=== DOSTARCZONY TEKST ===
────────

Nasza Loteria SR - pasek na kartach artykułów

W polickim żłobku brakuje miejsc dla maluchów

Piotr Jasina
Wielu rodziców nie będzie mogło zostawiać dzieci w żłobku z powodu braku miejsc.
Wielu rodziców nie będzie mogło zostawiać dzieci w żłobku z powodu braku miejsc. Fot. sxc.hu
Do publicznego żłobka w Policach wpłynęło 161 podań od rodziców. Niestety, placówka może przyjąć tylko 116 maluchów.

- Oboje z mężem pracujemy, a synek Michałek ma niespełna 3 lata - mówi pani Ewa. - Niestety, nie ma dla niego miejsca w żłobku. Zresztą, nie tylko dla niego. Lista dzieci, dla których nie ma miejsca, jest znacznie dłuższa.

- Mamy świadomość, że chętnych jest bardzo dużo, ale nic w tej chwili nie możemy na to poradzić - przyznaje Małgorzata Czubala, dyrektor publicznego żłobka w Policach. - Możemy przyjąć maksymalnie 116 dzieci. I tyle przyjęliśmy.

Regulamin zaakceptowany przez radnych miejskich określa, ile dzieci może być w żłobku. Przepisy regulują liczbę opiekunów a także powierzchnie placówki dla określonej grupy dzieci. Zasady przyjmowania maluchów do żłobka też są bardzo precyzyjnie określone.

W pierwszej kolejności przyjmowane są dzieci, które już wcześnie do żłobka uczęszczały. Takich przy naborze na rok 2010/2011 było 53.

- Niestety, 45 maluchów nie mogliśmy przyjąć z braku miejsc - mówi pani dyrektor. - Dodam, że w tej grupie w 24 przypadkach rodzice, ubiegający się o miejsca dla swojego dziecka, nie spełnili wymogów formalnych. Pozostałe 21 maluchów jest na tzw. liście oczekujących. Jeśli zwolni się miejsce, to komisja, która decyduje o naborze stosując odpowiednie kryteria, dokona rekrutacji z tej listy.

────────

=== TWOJE ZADANIE ===
Przepisz słowo w słowo cały tekst o braku miejsc w polickim żłobku.

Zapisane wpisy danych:
────────

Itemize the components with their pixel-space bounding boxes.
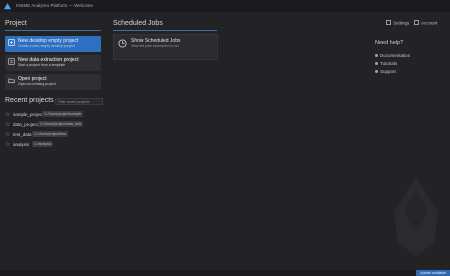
recent-projects-heading: Recent projects [5,97,54,104]
open-project-card[interactable]: Open project Open an existing project [5,74,101,90]
open-folder-icon [8,78,15,83]
recent-project-name: data_project [13,122,38,127]
recent-project-path: C:/analysis [32,141,54,147]
card-subtitle: Create a new, empty desktop project [18,44,75,48]
template-project-icon [8,58,15,65]
window-title: KNIME Analytics Platform — Welcome [16,3,93,8]
account-label: Account [421,20,438,26]
title-bar: KNIME Analytics Platform — Welcome [0,0,450,12]
star-icon[interactable]: ☆ [5,131,10,138]
gear-icon [386,20,391,25]
clock-icon [118,39,127,48]
app-logo-icon [4,3,11,10]
star-icon[interactable]: ☆ [5,121,10,128]
tutorials-label: Tutorials [380,61,398,66]
scheduled-jobs-heading: Scheduled Jobs [113,20,163,27]
update-available-button[interactable]: Update available [415,270,450,276]
support-label: Support [380,69,396,74]
documentation-link[interactable]: Documentation [375,53,410,58]
settings-label: Settings [393,20,410,26]
help-icon [375,70,378,73]
show-scheduled-jobs-card[interactable]: Show Scheduled Jobs View the jobs schedu… [113,34,218,60]
new-template-project-card[interactable]: New data extraction project Start a proj… [5,55,101,71]
project-heading: Project [5,20,27,27]
recent-project-name: analysis [13,142,30,147]
star-icon[interactable]: ☆ [5,141,10,148]
recent-project-name: sample_project [13,112,44,117]
card-subtitle: View the jobs scheduled to run [131,44,179,48]
recent-project-path: C:/Users/project/data_sets [38,121,84,127]
support-link[interactable]: Support [375,69,396,74]
new-project-icon [8,39,15,46]
recent-project-path: C:/Users/project/sample [42,111,84,117]
project-divider [5,30,101,31]
card-subtitle: Start a project from a template [18,63,66,67]
document-icon [375,54,378,57]
documentation-label: Documentation [380,53,411,58]
card-subtitle: Open an existing project [18,82,56,86]
play-icon [375,62,378,65]
account-link[interactable]: Account [414,20,437,26]
recent-project-name: test_data [13,132,32,137]
scheduled-divider [113,30,217,31]
watermark-logo-icon [394,177,438,257]
new-empty-project-card[interactable]: New desktop empty project Create a new, … [5,36,101,52]
star-icon[interactable]: ☆ [5,111,10,118]
status-bar: Update available [0,270,450,276]
tutorials-link[interactable]: Tutorials [375,61,397,66]
settings-link[interactable]: Settings [386,20,409,26]
recent-project-path: C:/Users/project/test [32,131,68,137]
help-heading: Need help? [375,40,404,46]
recent-filter-input[interactable]: Filter recent projects [55,98,103,105]
user-icon [414,20,419,25]
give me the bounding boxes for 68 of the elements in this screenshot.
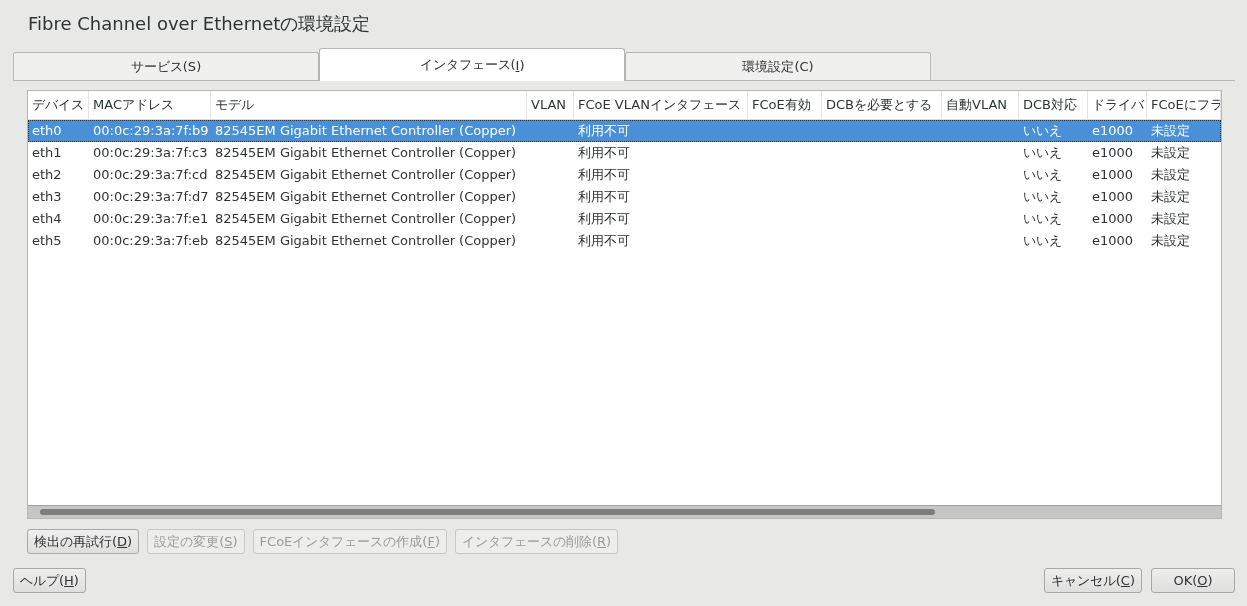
- table-row[interactable]: eth4 00:0c:29:3a:7f:e1 82545EM Gigabit Ethernet Controller (Copper) 利用不可 いいえ e1000 未設定: [28, 208, 1221, 230]
- table-cell-text: 利用不可: [577, 210, 631, 228]
- table-cell-text: 利用不可: [577, 144, 631, 162]
- column-header[interactable]: デバイス: [28, 91, 89, 119]
- table-cell-text: 82545EM Gigabit Ethernet Controller (Copper): [214, 210, 518, 228]
- table-cell-text: いいえ: [1022, 188, 1063, 206]
- table-cell-text: 00:0c:29:3a:7f:cd: [92, 166, 209, 184]
- help-button[interactable]: ヘルプ(H): [13, 568, 86, 593]
- table-cell-text: 利用不可: [577, 166, 631, 184]
- table-cell-text: 82545EM Gigabit Ethernet Controller (Copper): [214, 232, 518, 250]
- table-cell-text: いいえ: [1022, 122, 1063, 140]
- table-cell-text: いいえ: [1022, 144, 1063, 162]
- column-header[interactable]: VLAN: [527, 91, 574, 119]
- table-cell-text: 未設定: [1150, 232, 1191, 250]
- tab[interactable]: サービス(S): [13, 52, 319, 80]
- table-cell-text: 未設定: [1150, 166, 1191, 184]
- column-header[interactable]: DCBを必要とする: [822, 91, 942, 119]
- column-header[interactable]: FCoEにフラ: [1147, 91, 1221, 119]
- table-cell-text: いいえ: [1022, 166, 1063, 184]
- table-row[interactable]: eth1 00:0c:29:3a:7f:c3 82545EM Gigabit Ethernet Controller (Copper) 利用不可 いいえ e1000 未設定: [28, 142, 1221, 164]
- table-cell-text: いいえ: [1022, 232, 1063, 250]
- table-cell-text: 利用不可: [577, 188, 631, 206]
- column-header[interactable]: FCoE有効: [748, 91, 822, 119]
- cancel-button[interactable]: キャンセル(C): [1043, 568, 1142, 593]
- table-cell-text: 00:0c:29:3a:7f:eb: [92, 232, 210, 250]
- table-cell-text: eth2: [31, 166, 63, 184]
- table-cell-text: 利用不可: [577, 232, 631, 250]
- table-cell-text: e1000: [1091, 232, 1135, 250]
- column-header[interactable]: モデル: [211, 91, 527, 119]
- table-cell-text: e1000: [1091, 122, 1135, 140]
- table-cell-text: eth1: [31, 144, 63, 162]
- tab[interactable]: インタフェース(I): [319, 48, 625, 81]
- table-cell-text: e1000: [1091, 210, 1135, 228]
- tab[interactable]: 環境設定(C): [625, 52, 931, 80]
- table-cell-text: e1000: [1091, 166, 1135, 184]
- column-header[interactable]: FCoE VLANインタフェース: [574, 91, 748, 119]
- action-button[interactable]: 検出の再試行(D): [27, 529, 140, 554]
- window-title: Fibre Channel over Ethernetの環境設定: [28, 12, 372, 36]
- table-cell-text: 利用不可: [577, 122, 631, 140]
- table-cell-text: 未設定: [1150, 144, 1191, 162]
- table-cell-text: 82545EM Gigabit Ethernet Controller (Copper): [214, 166, 518, 184]
- table-cell-text: 00:0c:29:3a:7f:e1: [92, 210, 210, 228]
- table-row[interactable]: eth5 00:0c:29:3a:7f:eb 82545EM Gigabit Ethernet Controller (Copper) 利用不可 いいえ e1000 未設定: [28, 230, 1221, 252]
- table-cell-text: eth5: [31, 232, 63, 250]
- table-cell-text: 82545EM Gigabit Ethernet Controller (Copper): [214, 188, 518, 206]
- horizontal-scrollbar[interactable]: [28, 505, 1221, 518]
- table-cell-text: e1000: [1091, 188, 1135, 206]
- table-cell-text: 82545EM Gigabit Ethernet Controller (Copper): [214, 122, 518, 140]
- table-cell-text: 未設定: [1150, 122, 1191, 140]
- table-cell-text: 00:0c:29:3a:7f:b9: [92, 122, 210, 140]
- table-cell-text: いいえ: [1022, 210, 1063, 228]
- table-cell-text: 未設定: [1150, 188, 1191, 206]
- table-cell-text: 未設定: [1150, 210, 1191, 228]
- table-cell-text: eth4: [31, 210, 63, 228]
- column-header[interactable]: 自動VLAN: [942, 91, 1019, 119]
- table-row[interactable]: eth3 00:0c:29:3a:7f:d7 82545EM Gigabit Ethernet Controller (Copper) 利用不可 いいえ e1000 未設定: [28, 186, 1221, 208]
- table-cell-text: 00:0c:29:3a:7f:d7: [92, 188, 210, 206]
- column-header[interactable]: DCB対応: [1019, 91, 1088, 119]
- table-cell-text: e1000: [1091, 144, 1135, 162]
- column-header[interactable]: ドライバ: [1088, 91, 1147, 119]
- table-cell-text: 00:0c:29:3a:7f:c3: [92, 144, 209, 162]
- scrollbar-thumb[interactable]: [40, 509, 935, 515]
- table-cell-text: eth0: [31, 122, 63, 140]
- table-cell-text: eth3: [31, 188, 63, 206]
- table-row[interactable]: eth2 00:0c:29:3a:7f:cd 82545EM Gigabit Ethernet Controller (Copper) 利用不可 いいえ e1000 未設定: [28, 164, 1221, 186]
- column-header[interactable]: MACアドレス: [89, 91, 211, 119]
- ok-button[interactable]: OK(O): [1151, 568, 1235, 593]
- table-cell-text: 82545EM Gigabit Ethernet Controller (Copper): [214, 144, 518, 162]
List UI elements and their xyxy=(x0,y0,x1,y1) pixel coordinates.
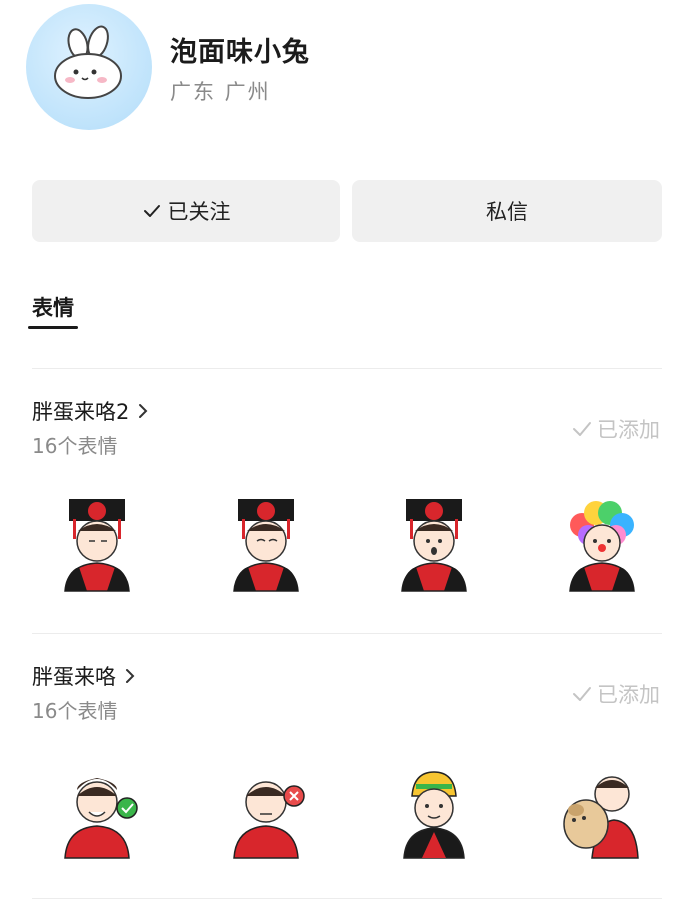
follow-label: 已关注 xyxy=(167,200,231,224)
check-icon xyxy=(573,687,591,701)
added-label: 已添加 xyxy=(597,683,660,707)
sticker-item[interactable] xyxy=(216,495,316,595)
sticker-image xyxy=(233,499,299,592)
sticker-image xyxy=(563,776,639,859)
pack-count: 16个表情 xyxy=(32,699,118,723)
added-status: 已添加 xyxy=(571,679,660,709)
divider xyxy=(32,898,662,899)
pack-title: 胖蛋来咯 xyxy=(32,665,116,689)
sticker-item[interactable] xyxy=(384,762,484,862)
pack-title-link[interactable]: 胖蛋来咯 xyxy=(32,661,136,691)
sticker-item[interactable] xyxy=(552,495,652,595)
rabbit-icon xyxy=(54,25,122,99)
added-status: 已添加 xyxy=(571,414,660,444)
pack-title-link[interactable]: 胖蛋来咯2 xyxy=(32,396,149,426)
sticker-image xyxy=(403,771,465,859)
follow-button[interactable]: 已关注 xyxy=(32,180,340,242)
profile-location: 广东 广州 xyxy=(170,80,271,104)
sticker-item[interactable] xyxy=(216,762,316,862)
sticker-image xyxy=(569,501,635,592)
sticker-item[interactable] xyxy=(47,762,147,862)
tab-indicator xyxy=(28,326,78,329)
sticker-item[interactable] xyxy=(47,495,147,595)
message-button[interactable]: 私信 xyxy=(352,180,662,242)
sticker-image xyxy=(64,499,130,592)
chevron-right-icon xyxy=(126,669,135,683)
tab-stickers[interactable]: 表情 xyxy=(32,292,74,322)
divider xyxy=(32,633,662,634)
pack-count: 16个表情 xyxy=(32,434,118,458)
pack-title: 胖蛋来咯2 xyxy=(32,400,130,424)
sticker-item[interactable] xyxy=(384,495,484,595)
sticker-item[interactable] xyxy=(552,762,652,862)
sticker-image xyxy=(64,778,138,859)
avatar[interactable] xyxy=(26,4,152,130)
added-label: 已添加 xyxy=(597,418,660,442)
sticker-image xyxy=(233,781,305,859)
profile-name: 泡面味小兔 xyxy=(170,37,310,68)
chevron-right-icon xyxy=(139,404,148,418)
check-icon xyxy=(573,422,591,436)
sticker-image xyxy=(401,499,467,592)
message-label: 私信 xyxy=(486,200,528,224)
divider xyxy=(32,368,662,369)
check-icon xyxy=(143,205,160,217)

────────

=== ROZWIĄZANE ZADANIE ===
Nasza Loteria SR - pasek na kartach artykułów

W polickim żłobku brakuje miejsc dla maluchów

Piotr Jasina
Wielu rodziców nie będzie mogło zostawiać dzieci w żłobku z powodu braku miejsc.
Wielu rodziców nie będzie mogło zostawiać dzieci w żłobku z powodu braku miejsc. Fot. sxc.hu
Do publicznego żłobka w Policach wpłynęło 161 podań od rodziców. Niestety, placówka może przyjąć tylko 116 maluchów.

- Oboje z mężem pracujemy, a synek Michałek ma niespełna 3 lata - mówi pani Ewa. - Niestety, nie ma dla niego miejsca w żłobku. Zresztą, nie tylko dla niego. Lista dzieci, dla których nie ma miejsca, jest znacznie dłuższa.

- Mamy świadomość, że chętnych jest bardzo dużo, ale nic w tej chwili nie możemy na to poradzić - przyznaje Małgorzata Czubala, dyrektor publicznego żłobka w Policach. - Możemy przyjąć maksymalnie 116 dzieci. I tyle przyjęliśmy.

Regulamin zaakceptowany przez radnych miejskich określa, ile dzieci może być w żłobku. Przepisy regulują liczbę opiekunów a także powierzchnie placówki dla określonej grupy dzieci. Zasady przyjmowania maluchów do żłobka też są bardzo precyzyjnie określone.

W pierwszej kolejności przyjmowane są dzieci, które już wcześnie do żłobka uczęszczały. Takich przy naborze na rok 2010/2011 było 53.

- Niestety, 45 maluchów nie mogliśmy przyjąć z braku miejsc - mówi pani dyrektor. - Dodam, że w tej grupie w 24 przypadkach rodzice, ubiegający się o miejsca dla swojego dziecka, nie spełnili wymogów formalnych. Pozostałe 21 maluchów jest na tzw. liście oczekujących. Jeśli zwolni się miejsce, to komisja, która decyduje o naborze stosując odpowiednie kryteria, dokona rekrutacji z tej listy.